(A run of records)
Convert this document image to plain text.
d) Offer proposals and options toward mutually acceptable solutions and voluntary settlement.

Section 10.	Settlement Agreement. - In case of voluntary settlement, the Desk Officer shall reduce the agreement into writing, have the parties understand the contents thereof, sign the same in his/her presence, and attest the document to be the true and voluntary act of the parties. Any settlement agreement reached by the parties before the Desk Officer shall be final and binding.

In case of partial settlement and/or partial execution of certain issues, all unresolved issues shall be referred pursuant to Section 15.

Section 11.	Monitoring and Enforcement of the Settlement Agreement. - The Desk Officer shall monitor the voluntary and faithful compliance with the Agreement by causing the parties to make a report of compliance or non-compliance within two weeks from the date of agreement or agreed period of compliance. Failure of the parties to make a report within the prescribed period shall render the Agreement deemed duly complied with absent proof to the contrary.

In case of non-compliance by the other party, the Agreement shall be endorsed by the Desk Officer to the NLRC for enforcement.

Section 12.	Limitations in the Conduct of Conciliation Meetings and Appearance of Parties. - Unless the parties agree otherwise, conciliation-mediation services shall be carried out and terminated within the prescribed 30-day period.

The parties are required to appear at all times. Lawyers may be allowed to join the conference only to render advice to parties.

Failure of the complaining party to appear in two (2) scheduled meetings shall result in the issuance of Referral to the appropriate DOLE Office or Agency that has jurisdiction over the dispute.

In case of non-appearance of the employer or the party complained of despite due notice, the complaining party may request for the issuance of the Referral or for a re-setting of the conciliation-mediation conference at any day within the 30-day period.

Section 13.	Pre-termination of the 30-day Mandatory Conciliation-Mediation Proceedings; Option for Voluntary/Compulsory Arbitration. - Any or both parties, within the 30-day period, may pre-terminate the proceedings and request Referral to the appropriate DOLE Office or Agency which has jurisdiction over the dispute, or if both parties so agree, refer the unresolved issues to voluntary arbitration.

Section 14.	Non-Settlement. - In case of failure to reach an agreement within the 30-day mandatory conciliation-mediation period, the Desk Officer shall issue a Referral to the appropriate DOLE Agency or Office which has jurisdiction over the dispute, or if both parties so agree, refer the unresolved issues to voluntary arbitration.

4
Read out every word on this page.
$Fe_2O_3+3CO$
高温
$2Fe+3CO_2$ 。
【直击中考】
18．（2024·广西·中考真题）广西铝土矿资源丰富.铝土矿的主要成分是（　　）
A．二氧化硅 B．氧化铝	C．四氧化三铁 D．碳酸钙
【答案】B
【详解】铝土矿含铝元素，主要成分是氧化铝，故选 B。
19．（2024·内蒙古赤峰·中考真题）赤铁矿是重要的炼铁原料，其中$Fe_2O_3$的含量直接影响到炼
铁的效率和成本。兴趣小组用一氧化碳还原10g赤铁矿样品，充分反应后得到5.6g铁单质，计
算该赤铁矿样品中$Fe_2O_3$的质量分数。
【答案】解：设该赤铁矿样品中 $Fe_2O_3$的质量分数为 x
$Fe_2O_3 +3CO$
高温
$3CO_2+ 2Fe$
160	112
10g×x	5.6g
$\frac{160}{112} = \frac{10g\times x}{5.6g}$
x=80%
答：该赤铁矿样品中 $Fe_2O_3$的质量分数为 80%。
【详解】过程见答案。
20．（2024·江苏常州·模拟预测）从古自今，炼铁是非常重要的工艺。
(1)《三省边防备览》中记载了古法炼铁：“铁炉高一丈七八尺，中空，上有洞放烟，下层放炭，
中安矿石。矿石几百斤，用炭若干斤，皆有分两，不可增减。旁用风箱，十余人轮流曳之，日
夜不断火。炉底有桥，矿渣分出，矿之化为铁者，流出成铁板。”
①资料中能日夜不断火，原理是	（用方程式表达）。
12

Your task: Extract the full listing and reproduce each line exactly.

Solution to this task:
Convert this document image to plain text.
d) Offer proposals and options toward mutually acceptable solutions and voluntary settlement.

Section 10.	Settlement Agreement. - In case of voluntary settlement, the Desk Officer shall reduce the agreement into writing, have the parties understand the contents thereof, sign the same in his/her presence, and attest the document to be the true and voluntary act of the parties. Any settlement agreement reached by the parties before the Desk Officer shall be final and binding.

In case of partial settlement and/or partial execution of certain issues, all unresolved issues shall be referred pursuant to Section 15.

Section 11.	Monitoring and Enforcement of the Settlement Agreement. - The Desk Officer shall monitor the voluntary and faithful compliance with the Agreement by causing the parties to make a report of compliance or non-compliance within two weeks from the date of agreement or agreed period of compliance. Failure of the parties to make a report within the prescribed period shall render the Agreement deemed duly complied with absent proof to the contrary.

In case of non-compliance by the other party, the Agreement shall be endorsed by the Desk Officer to the NLRC for enforcement.

Section 12.	Limitations in the Conduct of Conciliation Meetings and Appearance of Parties. - Unless the parties agree otherwise, conciliation-mediation services shall be carried out and terminated within the prescribed 30-day period.

The parties are required to appear at all times. Lawyers may be allowed to join the conference only to render advice to parties.

Failure of the complaining party to appear in two (2) scheduled meetings shall result in the issuance of Referral to the appropriate DOLE Office or Agency that has jurisdiction over the dispute.

In case of non-appearance of the employer or the party complained of despite due notice, the complaining party may request for the issuance of the Referral or for a re-setting of the conciliation-mediation conference at any day within the 30-day period.

Section 13.	Pre-termination of the 30-day Mandatory Conciliation-Mediation Proceedings; Option for Voluntary/Compulsory Arbitration. - Any or both parties, within the 30-day period, may pre-terminate the proceedings and request Referral to the appropriate DOLE Office or Agency which has jurisdiction over the dispute, or if both parties so agree, refer the unresolved issues to voluntary arbitration.

Section 14.	Non-Settlement. - In case of failure to reach an agreement within the 30-day mandatory conciliation-mediation period, the Desk Officer shall issue a Referral to the appropriate DOLE Agency or Office which has jurisdiction over the dispute, or if both parties so agree, refer the unresolved issues to voluntary arbitration.

4
Read out every word on this page.
$Fe_2O_3+3CO$
高温
$2Fe+3CO_2$ 。
【直击中考】
18．（2024·广西·中考真题）广西铝土矿资源丰富.铝土矿的主要成分是（　　）
A．二氧化硅 B．氧化铝	C．四氧化三铁 D．碳酸钙
【答案】B
【详解】铝土矿含铝元素，主要成分是氧化铝，故选 B。
19．（2024·内蒙古赤峰·中考真题）赤铁矿是重要的炼铁原料，其中$Fe_2O_3$的含量直接影响到炼
铁的效率和成本。兴趣小组用一氧化碳还原10g赤铁矿样品，充分反应后得到5.6g铁单质，计
算该赤铁矿样品中$Fe_2O_3$的质量分数。
【答案】解：设该赤铁矿样品中 $Fe_2O_3$的质量分数为 x
$Fe_2O_3 +3CO$
高温
$3CO_2+ 2Fe$
160	112
10g×x	5.6g
$\frac{160}{112} = \frac{10g\times x}{5.6g}$
x=80%
答：该赤铁矿样品中 $Fe_2O_3$的质量分数为 80%。
【详解】过程见答案。
20．（2024·江苏常州·模拟预测）从古自今，炼铁是非常重要的工艺。
(1)《三省边防备览》中记载了古法炼铁：“铁炉高一丈七八尺，中空，上有洞放烟，下层放炭，
中安矿石。矿石几百斤，用炭若干斤，皆有分两，不可增减。旁用风箱，十余人轮流曳之，日
夜不断火。炉底有桥，矿渣分出，矿之化为铁者，流出成铁板。”
①资料中能日夜不断火，原理是	（用方程式表达）。
12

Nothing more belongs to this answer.